== Materials provided ==
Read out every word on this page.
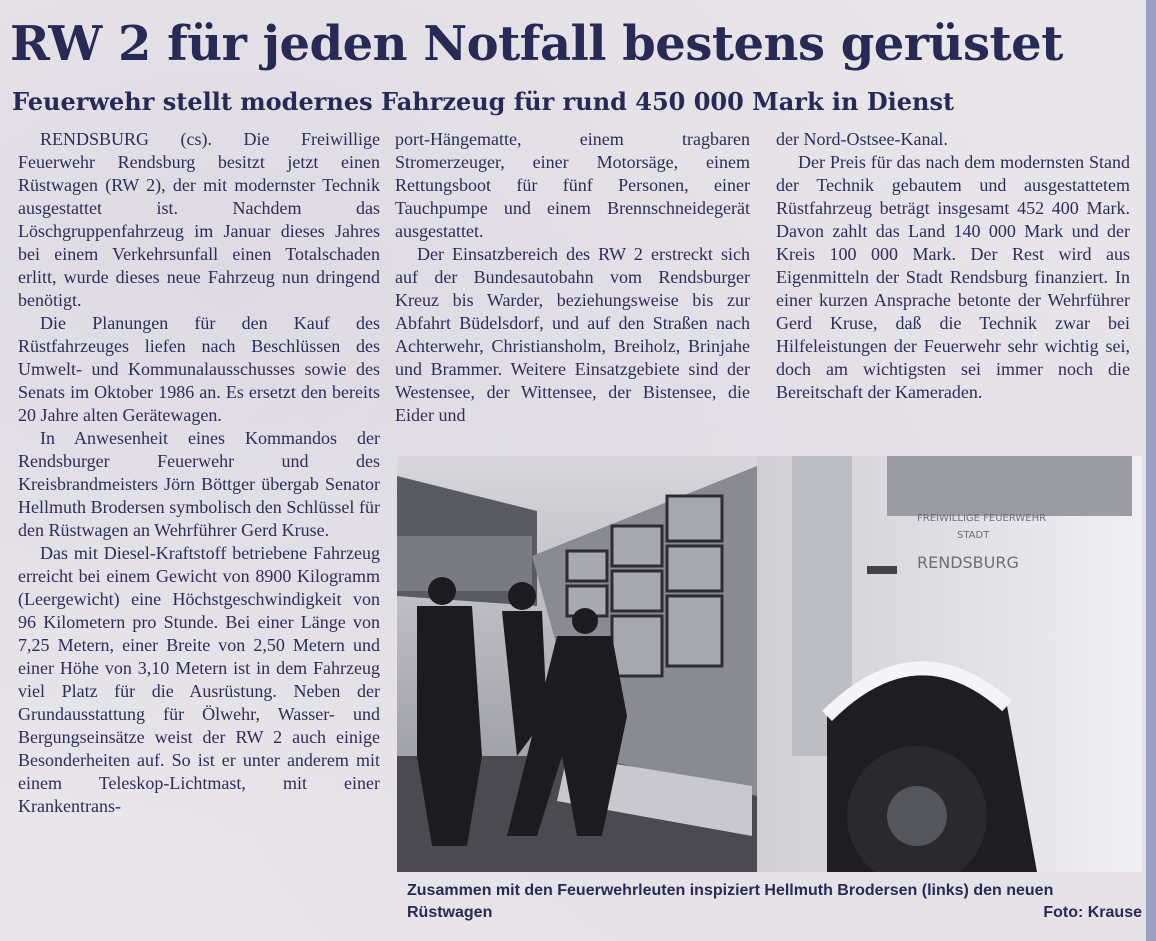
RW 2 für jeden Notfall bestens gerüstet
Feuerwehr stellt modernes Fahrzeug für rund 450 000 Mark in Dienst

RENDSBURG (cs). Die Freiwillige Feuerwehr Rendsburg besitzt jetzt einen Rüstwagen (RW 2), der mit modernster Technik ausgestattet ist. Nachdem das Löschgruppenfahrzeug im Januar dieses Jahres bei einem Verkehrsunfall einen Totalschaden erlitt, wurde dieses neue Fahrzeug nun dringend benötigt.

Die Planungen für den Kauf des Rüstfahrzeuges liefen nach Beschlüssen des Umwelt- und Kommunalausschusses sowie des Senats im Oktober 1986 an. Es ersetzt den bereits 20 Jahre alten Gerätewagen.

In Anwesenheit eines Kommandos der Rendsburger Feuerwehr und des Kreisbrandmeisters Jörn Böttger übergab Senator Hellmuth Brodersen symbolisch den Schlüssel für den Rüstwagen an Wehrführer Gerd Kruse.

Das mit Diesel-Kraftstoff betriebene Fahrzeug erreicht bei einem Gewicht von 8900 Kilogramm (Leergewicht) eine Höchstgeschwindigkeit von 96 Kilometern pro Stunde. Bei einer Länge von 7,25 Metern, einer Breite von 2,50 Metern und einer Höhe von 3,10 Metern ist in dem Fahrzeug viel Platz für die Ausrüstung. Neben der Grundausstattung für Ölwehr, Wasser- und Bergungseinsätze weist der RW 2 auch einige Besonderheiten auf. So ist er unter anderem mit einem Teleskop-Lichtmast, mit einer Krankentrans-

port-Hängematte, einem tragbaren Stromerzeuger, einer Motorsäge, einem Rettungsboot für fünf Personen, einer Tauchpumpe und einem Brennschneidegerät ausgestattet.

Der Einsatzbereich des RW 2 erstreckt sich auf der Bundesautobahn vom Rendsburger Kreuz bis Warder, beziehungsweise bis zur Abfahrt Büdelsdorf, und auf den Straßen nach Achterwehr, Christiansholm, Breiholz, Brinjahe und Brammer. Weitere Einsatzgebiete sind der Westensee, der Wittensee, der Bistensee, die Eider und

der Nord-Ostsee-Kanal.

Der Preis für das nach dem modernsten Stand der Technik gebautem und ausgestattetem Rüstfahrzeug beträgt insgesamt 452 400 Mark. Davon zahlt das Land 140 000 Mark und der Kreis 100 000 Mark. Der Rest wird aus Eigenmitteln der Stadt Rendsburg finanziert. In einer kurzen Ansprache betonte der Wehrführer Gerd Kruse, daß die Technik zwar bei Hilfeleistungen der Feuerwehr sehr wichtig sei, doch am wichtigsten sei immer noch die Bereitschaft der Kameraden.

FREIWILLIGE FEUERWEHR
STADT
RENDSBURG
Zusammen mit den Feuerwehrleuten inspiziert Hellmuth Brodersen (links) den neuen Rüstwagen	Foto: Krause
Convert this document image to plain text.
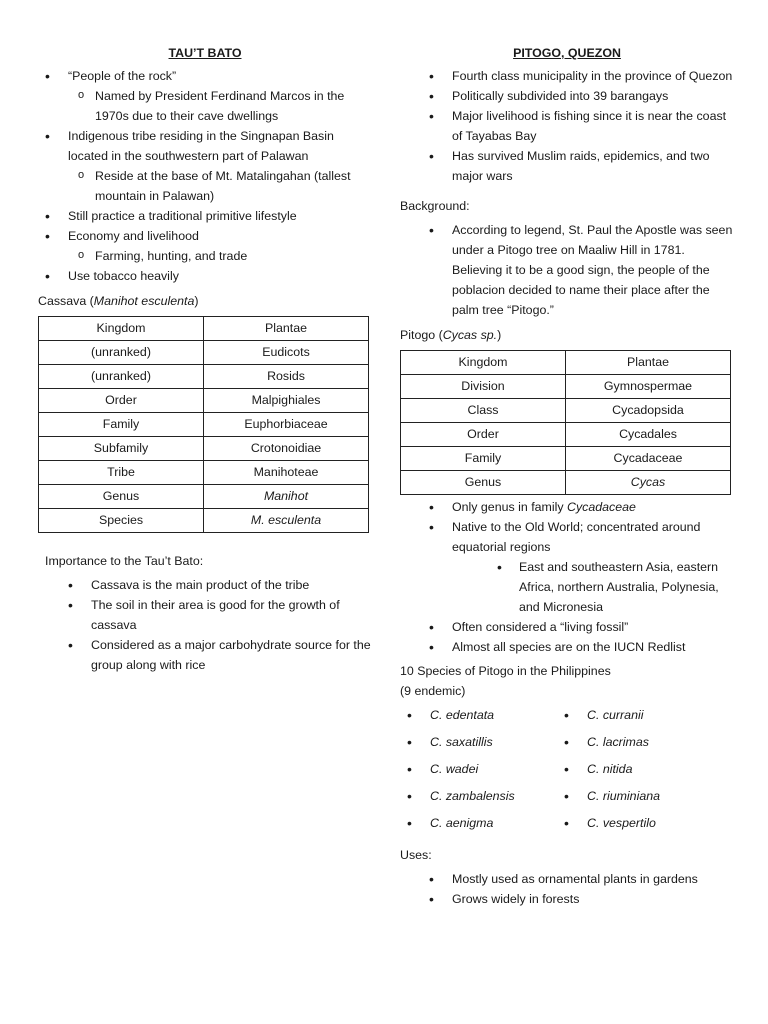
TAU’T BATO
• “People of the rock”
o Named by President Ferdinand Marcos in the 1970s due to their cave dwellings
• Indigenous tribe residing in the Singnapan Basin located in the southwestern part of Palawan
o Reside at the base of Mt. Matalingahan (tallest mountain in Palawan)
• Still practice a traditional primitive lifestyle
• Economy and livelihood
o Farming, hunting, and trade
• Use tobacco heavily
Cassava (Manihot esculenta)
Kingdom	Plantae
(unranked)	Eudicots
(unranked)	Rosids
Order	Malpighiales
Family	Euphorbiaceae
Subfamily	Crotonoidiae
Tribe	Manihoteae
Genus	Manihot
Species	M. esculenta
Importance to the Tau’t Bato:
• Cassava is the main product of the tribe
• The soil in their area is good for the growth of cassava
• Considered as a major carbohydrate source for the group along with rice
PITOGO, QUEZON
• Fourth class municipality in the province of Quezon
• Politically subdivided into 39 barangays
• Major livelihood is fishing since it is near the coast of Tayabas Bay
• Has survived Muslim raids, epidemics, and two major wars
Background:
• According to legend, St. Paul the Apostle was seen under a Pitogo tree on Maaliw Hill in 1781. Believing it to be a good sign, the people of the poblacion decided to name their place after the palm tree “Pitogo.”
Pitogo (Cycas sp.)
Kingdom	Plantae
Division	Gymnospermae
Class	Cycadopsida
Order	Cycadales
Family	Cycadaceae
Genus	Cycas
• Only genus in family Cycadaceae
• Native to the Old World; concentrated around equatorial regions
• East and southeastern Asia, eastern Africa, northern Australia, Polynesia, and Micronesia
• Often considered a “living fossil”
• Almost all species are on the IUCN Redlist
10 Species of Pitogo in the Philippines
(9 endemic)
• C. edentata	• C. curranii
• C. saxatillis	• C. lacrimas
• C. wadei	• C. nitida
• C. zambalensis	• C. riuminiana
• C. aenigma	• C. vespertilo
Uses:
• Mostly used as ornamental plants in gardens
• Grows widely in forests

== Task instructions ==
Quote the full listing above word for word; exclude every picture from the copy.

== Written solution ==
Read out every word on this page.
RW 2 für jeden Notfall bestens gerüstet
Feuerwehr stellt modernes Fahrzeug für rund 450 000 Mark in Dienst

RENDSBURG (cs). Die Freiwillige Feuerwehr Rendsburg besitzt jetzt einen Rüstwagen (RW 2), der mit modernster Technik ausgestattet ist. Nachdem das Löschgruppenfahrzeug im Januar dieses Jahres bei einem Verkehrsunfall einen Totalschaden erlitt, wurde dieses neue Fahrzeug nun dringend benötigt.

Die Planungen für den Kauf des Rüstfahrzeuges liefen nach Beschlüssen des Umwelt- und Kommunalausschusses sowie des Senats im Oktober 1986 an. Es ersetzt den bereits 20 Jahre alten Gerätewagen.

In Anwesenheit eines Kommandos der Rendsburger Feuerwehr und des Kreisbrandmeisters Jörn Böttger übergab Senator Hellmuth Brodersen symbolisch den Schlüssel für den Rüstwagen an Wehrführer Gerd Kruse.

Das mit Diesel-Kraftstoff betriebene Fahrzeug erreicht bei einem Gewicht von 8900 Kilogramm (Leergewicht) eine Höchstgeschwindigkeit von 96 Kilometern pro Stunde. Bei einer Länge von 7,25 Metern, einer Breite von 2,50 Metern und einer Höhe von 3,10 Metern ist in dem Fahrzeug viel Platz für die Ausrüstung. Neben der Grundausstattung für Ölwehr, Wasser- und Bergungseinsätze weist der RW 2 auch einige Besonderheiten auf. So ist er unter anderem mit einem Teleskop-Lichtmast, mit einer Krankentrans-

port-Hängematte, einem tragbaren Stromerzeuger, einer Motorsäge, einem Rettungsboot für fünf Personen, einer Tauchpumpe und einem Brennschneidegerät ausgestattet.

Der Einsatzbereich des RW 2 erstreckt sich auf der Bundesautobahn vom Rendsburger Kreuz bis Warder, beziehungsweise bis zur Abfahrt Büdelsdorf, und auf den Straßen nach Achterwehr, Christiansholm, Breiholz, Brinjahe und Brammer. Weitere Einsatzgebiete sind der Westensee, der Wittensee, der Bistensee, die Eider und

der Nord-Ostsee-Kanal.

Der Preis für das nach dem modernsten Stand der Technik gebautem und ausgestattetem Rüstfahrzeug beträgt insgesamt 452 400 Mark. Davon zahlt das Land 140 000 Mark und der Kreis 100 000 Mark. Der Rest wird aus Eigenmitteln der Stadt Rendsburg finanziert. In einer kurzen Ansprache betonte der Wehrführer Gerd Kruse, daß die Technik zwar bei Hilfeleistungen der Feuerwehr sehr wichtig sei, doch am wichtigsten sei immer noch die Bereitschaft der Kameraden.

FREIWILLIGE FEUERWEHR
STADT
RENDSBURG
Zusammen mit den Feuerwehrleuten inspiziert Hellmuth Brodersen (links) den neuen Rüstwagen	Foto: Krause
Convert this document image to plain text.
TAU’T BATO
• “People of the rock”
o Named by President Ferdinand Marcos in the 1970s due to their cave dwellings
• Indigenous tribe residing in the Singnapan Basin located in the southwestern part of Palawan
o Reside at the base of Mt. Matalingahan (tallest mountain in Palawan)
• Still practice a traditional primitive lifestyle
• Economy and livelihood
o Farming, hunting, and trade
• Use tobacco heavily
Cassava (Manihot esculenta)
Kingdom	Plantae
(unranked)	Eudicots
(unranked)	Rosids
Order	Malpighiales
Family	Euphorbiaceae
Subfamily	Crotonoidiae
Tribe	Manihoteae
Genus	Manihot
Species	M. esculenta
Importance to the Tau’t Bato:
• Cassava is the main product of the tribe
• The soil in their area is good for the growth of cassava
• Considered as a major carbohydrate source for the group along with rice
PITOGO, QUEZON
• Fourth class municipality in the province of Quezon
• Politically subdivided into 39 barangays
• Major livelihood is fishing since it is near the coast of Tayabas Bay
• Has survived Muslim raids, epidemics, and two major wars
Background:
• According to legend, St. Paul the Apostle was seen under a Pitogo tree on Maaliw Hill in 1781. Believing it to be a good sign, the people of the poblacion decided to name their place after the palm tree “Pitogo.”
Pitogo (Cycas sp.)
Kingdom	Plantae
Division	Gymnospermae
Class	Cycadopsida
Order	Cycadales
Family	Cycadaceae
Genus	Cycas
• Only genus in family Cycadaceae
• Native to the Old World; concentrated around equatorial regions
• East and southeastern Asia, eastern Africa, northern Australia, Polynesia, and Micronesia
• Often considered a “living fossil”
• Almost all species are on the IUCN Redlist
10 Species of Pitogo in the Philippines
(9 endemic)
• C. edentata	• C. curranii
• C. saxatillis	• C. lacrimas
• C. wadei	• C. nitida
• C. zambalensis	• C. riuminiana
• C. aenigma	• C. vespertilo
Uses:
• Mostly used as ornamental plants in gardens
• Grows widely in forests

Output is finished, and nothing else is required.